▶ _Required work_
Copy exactly the stretch of lines from the one holding "Type out the text in this image." through the last line of the data below, inclusive. Leave out pictures.

# START OF Information provided

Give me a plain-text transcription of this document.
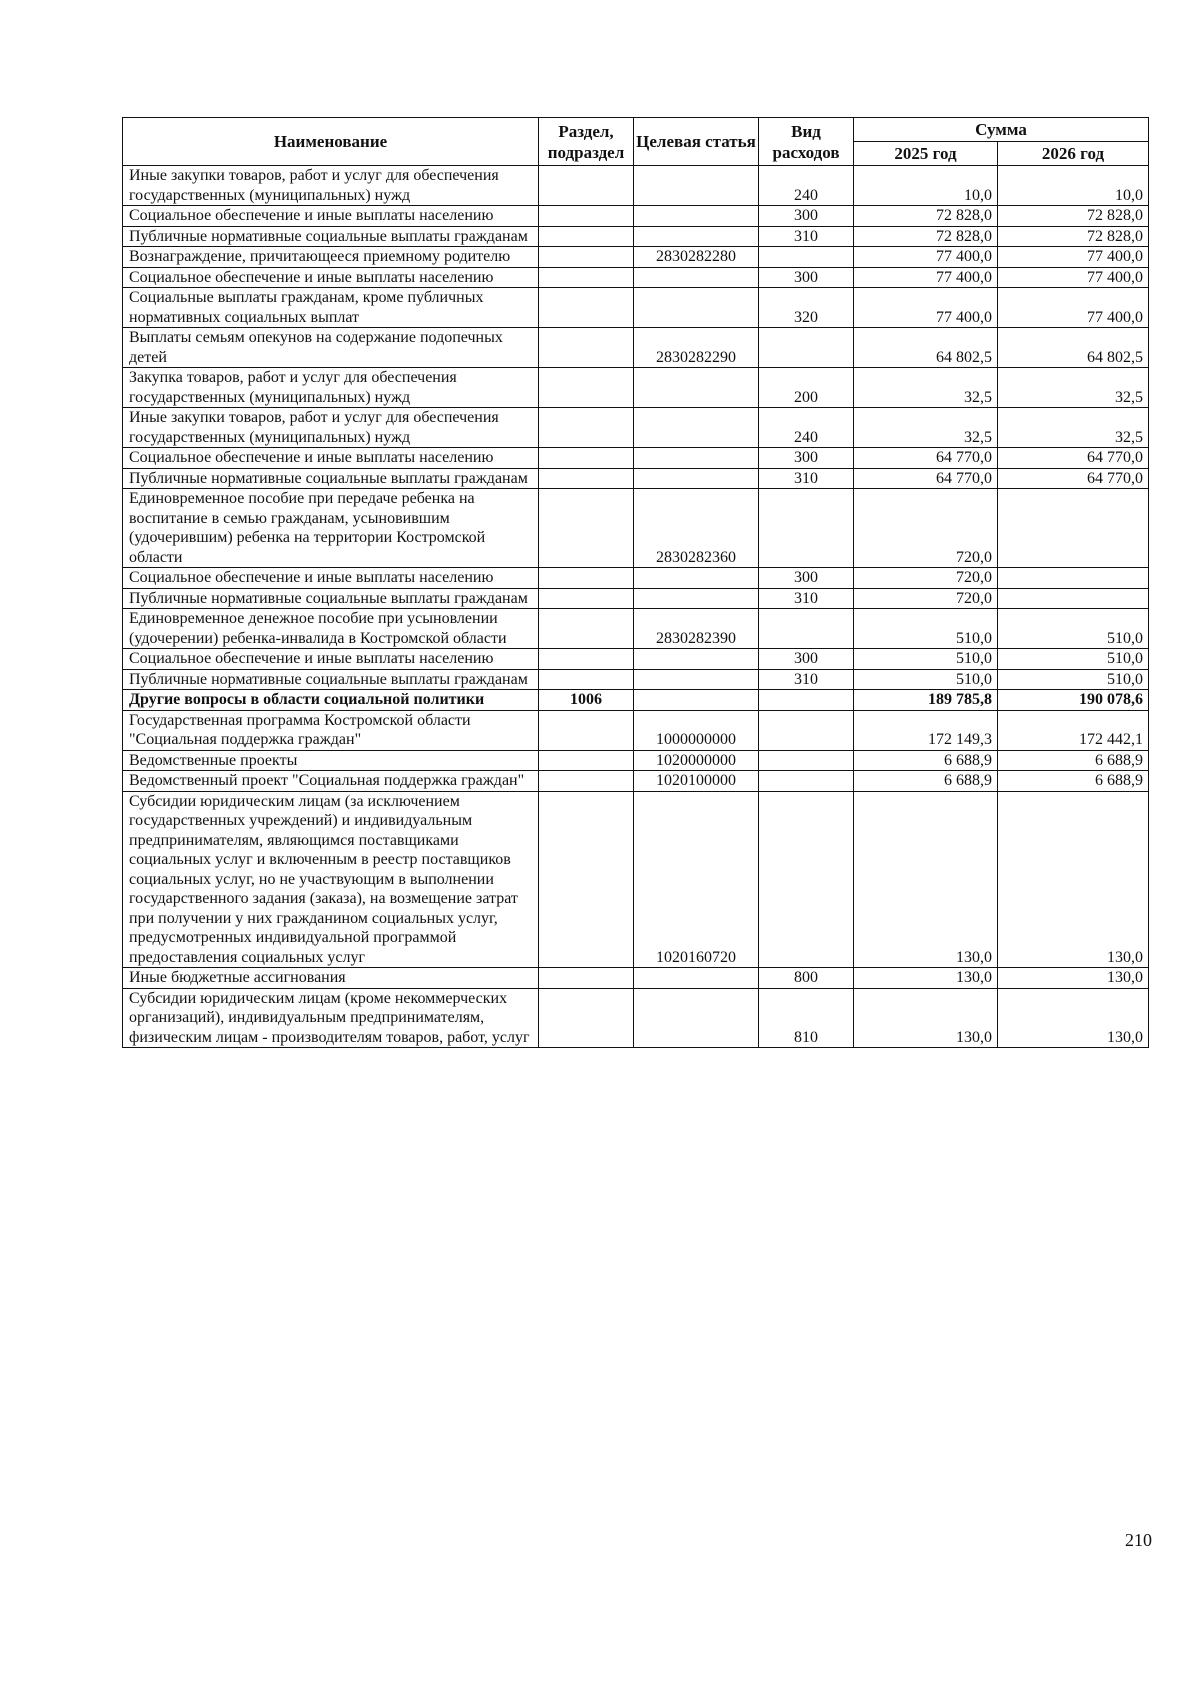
Наименование	Раздел, подраздел	Целевая статья	Вид расходов	Сумма	
				2025 год	2026 год
Иные закупки товаров, работ и услуг для обеспечения государственных (муниципальных) нужд			240	10,0	10,0
Социальное обеспечение и иные выплаты населению			300	72 828,0	72 828,0
Публичные нормативные социальные выплаты гражданам			310	72 828,0	72 828,0
Вознаграждение, причитающееся приемному родителю		2830282280		77 400,0	77 400,0
Социальное обеспечение и иные выплаты населению			300	77 400,0	77 400,0
Социальные выплаты гражданам, кроме публичных нормативных социальных выплат			320	77 400,0	77 400,0
Выплаты семьям опекунов на содержание подопечных детей		2830282290		64 802,5	64 802,5
Закупка товаров, работ и услуг для обеспечения государственных (муниципальных) нужд			200	32,5	32,5
Иные закупки товаров, работ и услуг для обеспечения государственных (муниципальных) нужд			240	32,5	32,5
Социальное обеспечение и иные выплаты населению			300	64 770,0	64 770,0
Публичные нормативные социальные выплаты гражданам			310	64 770,0	64 770,0
Единовременное пособие при передаче ребенка на воспитание в семью гражданам, усыновившим (удочерившим) ребенка на территории Костромской области		2830282360		720,0	
Социальное обеспечение и иные выплаты населению			300	720,0	
Публичные нормативные социальные выплаты гражданам			310	720,0	
Единовременное денежное пособие при усыновлении (удочерении) ребенка-инвалида в Костромской области		2830282390		510,0	510,0
Социальное обеспечение и иные выплаты населению			300	510,0	510,0
Публичные нормативные социальные выплаты гражданам			310	510,0	510,0
Другие вопросы в области социальной политики	1006			189 785,8	190 078,6
Государственная программа Костромской области "Социальная поддержка граждан"		1000000000		172 149,3	172 442,1
Ведомственные проекты		1020000000		6 688,9	6 688,9
Ведомственный проект "Социальная поддержка граждан"		1020100000		6 688,9	6 688,9
Субсидии юридическим лицам (за исключением государственных учреждений) и индивидуальным предпринимателям, являющимся поставщиками социальных услуг и включенным в реестр поставщиков социальных услуг, но не участвующим в выполнении государственного задания (заказа), на возмещение затрат при получении у них гражданином социальных услуг, предусмотренных индивидуальной программой предоставления социальных услуг		1020160720		130,0	130,0
Иные бюджетные ассигнования			800	130,0	130,0
Субсидии юридическим лицам (кроме некоммерческих организаций), индивидуальным предпринимателям, физическим лицам - производителям товаров, работ, услуг			810	130,0	130,0
210
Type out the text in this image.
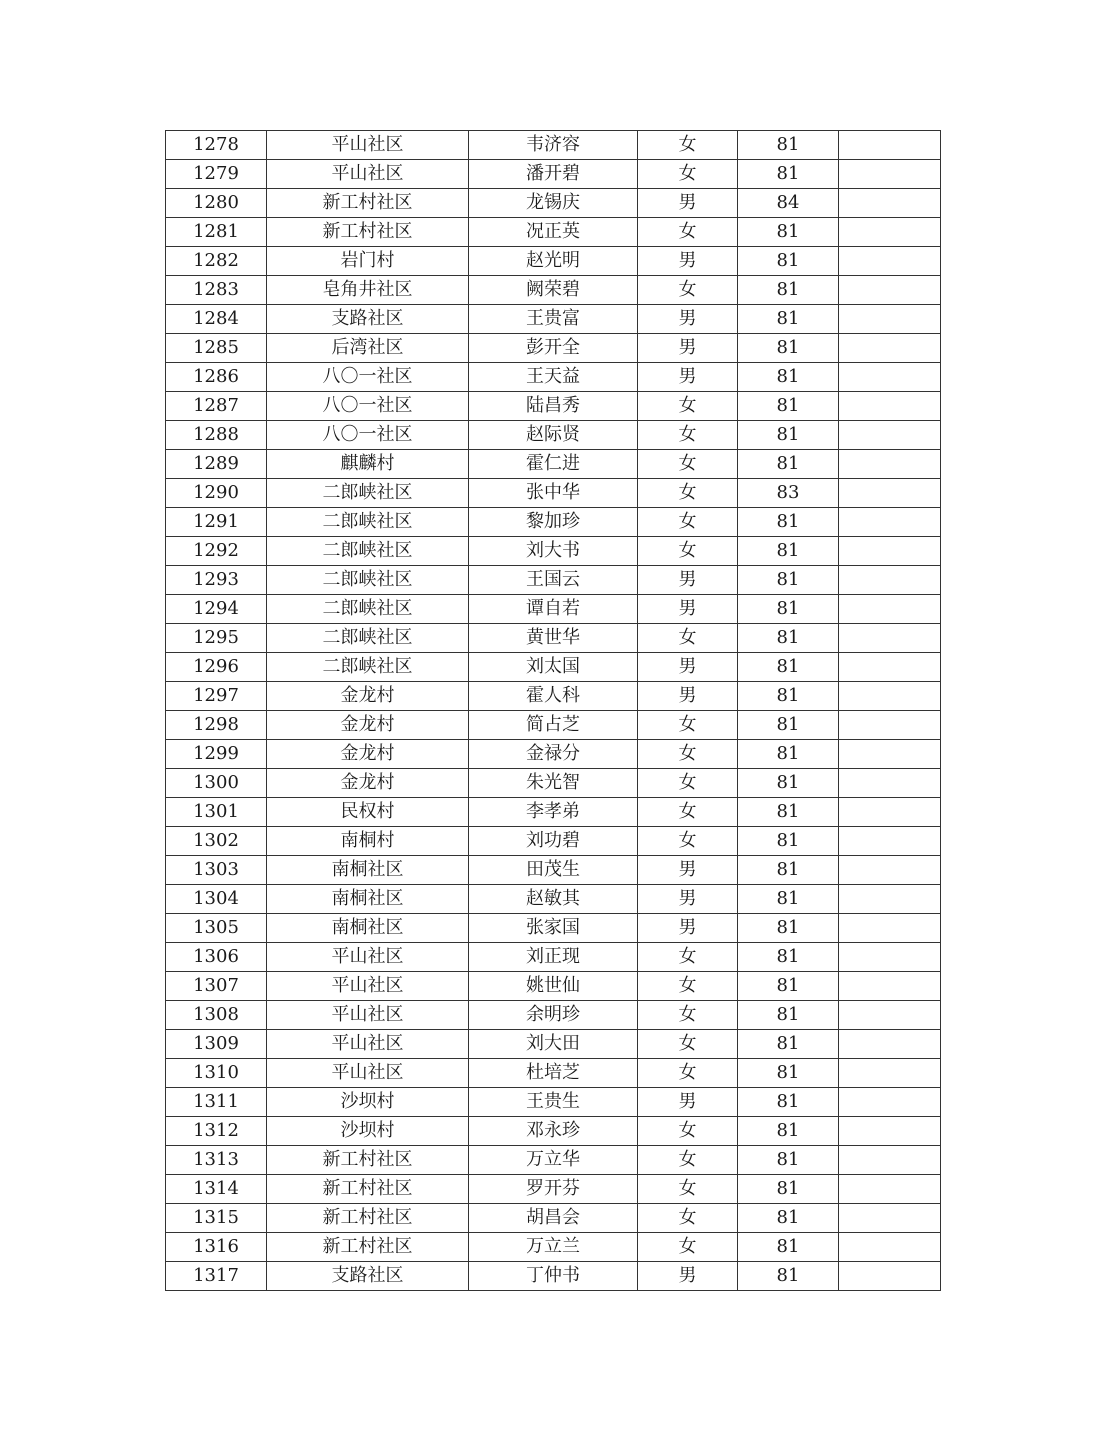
1278	平山社区	韦济容	女	81	
1279	平山社区	潘开碧	女	81	
1280	新工村社区	龙锡庆	男	84	
1281	新工村社区	况正英	女	81	
1282	岩门村	赵光明	男	81	
1283	皂角井社区	阙荣碧	女	81	
1284	支路社区	王贵富	男	81	
1285	后湾社区	彭开全	男	81	
1286	八〇一社区	王天益	男	81	
1287	八〇一社区	陆昌秀	女	81	
1288	八〇一社区	赵际贤	女	81	
1289	麒麟村	霍仁进	女	81	
1290	二郎峡社区	张中华	女	83	
1291	二郎峡社区	黎加珍	女	81	
1292	二郎峡社区	刘大书	女	81	
1293	二郎峡社区	王国云	男	81	
1294	二郎峡社区	谭自若	男	81	
1295	二郎峡社区	黄世华	女	81	
1296	二郎峡社区	刘太国	男	81	
1297	金龙村	霍人科	男	81	
1298	金龙村	简占芝	女	81	
1299	金龙村	金禄分	女	81	
1300	金龙村	朱光智	女	81	
1301	民权村	李孝弟	女	81	
1302	南桐村	刘功碧	女	81	
1303	南桐社区	田茂生	男	81	
1304	南桐社区	赵敏其	男	81	
1305	南桐社区	张家国	男	81	
1306	平山社区	刘正现	女	81	
1307	平山社区	姚世仙	女	81	
1308	平山社区	余明珍	女	81	
1309	平山社区	刘大田	女	81	
1310	平山社区	杜培芝	女	81	
1311	沙坝村	王贵生	男	81	
1312	沙坝村	邓永珍	女	81	
1313	新工村社区	万立华	女	81	
1314	新工村社区	罗开芬	女	81	
1315	新工村社区	胡昌会	女	81	
1316	新工村社区	万立兰	女	81	
1317	支路社区	丁仲书	男	81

# END OF Information provided

▶ _Result below_
Type out the text in this image.
1278	平山社区	韦济容	女	81	
1279	平山社区	潘开碧	女	81	
1280	新工村社区	龙锡庆	男	84	
1281	新工村社区	况正英	女	81	
1282	岩门村	赵光明	男	81	
1283	皂角井社区	阙荣碧	女	81	
1284	支路社区	王贵富	男	81	
1285	后湾社区	彭开全	男	81	
1286	八〇一社区	王天益	男	81	
1287	八〇一社区	陆昌秀	女	81	
1288	八〇一社区	赵际贤	女	81	
1289	麒麟村	霍仁进	女	81	
1290	二郎峡社区	张中华	女	83	
1291	二郎峡社区	黎加珍	女	81	
1292	二郎峡社区	刘大书	女	81	
1293	二郎峡社区	王国云	男	81	
1294	二郎峡社区	谭自若	男	81	
1295	二郎峡社区	黄世华	女	81	
1296	二郎峡社区	刘太国	男	81	
1297	金龙村	霍人科	男	81	
1298	金龙村	简占芝	女	81	
1299	金龙村	金禄分	女	81	
1300	金龙村	朱光智	女	81	
1301	民权村	李孝弟	女	81	
1302	南桐村	刘功碧	女	81	
1303	南桐社区	田茂生	男	81	
1304	南桐社区	赵敏其	男	81	
1305	南桐社区	张家国	男	81	
1306	平山社区	刘正现	女	81	
1307	平山社区	姚世仙	女	81	
1308	平山社区	余明珍	女	81	
1309	平山社区	刘大田	女	81	
1310	平山社区	杜培芝	女	81	
1311	沙坝村	王贵生	男	81	
1312	沙坝村	邓永珍	女	81	
1313	新工村社区	万立华	女	81	
1314	新工村社区	罗开芬	女	81	
1315	新工村社区	胡昌会	女	81	
1316	新工村社区	万立兰	女	81	
1317	支路社区	丁仲书	男	81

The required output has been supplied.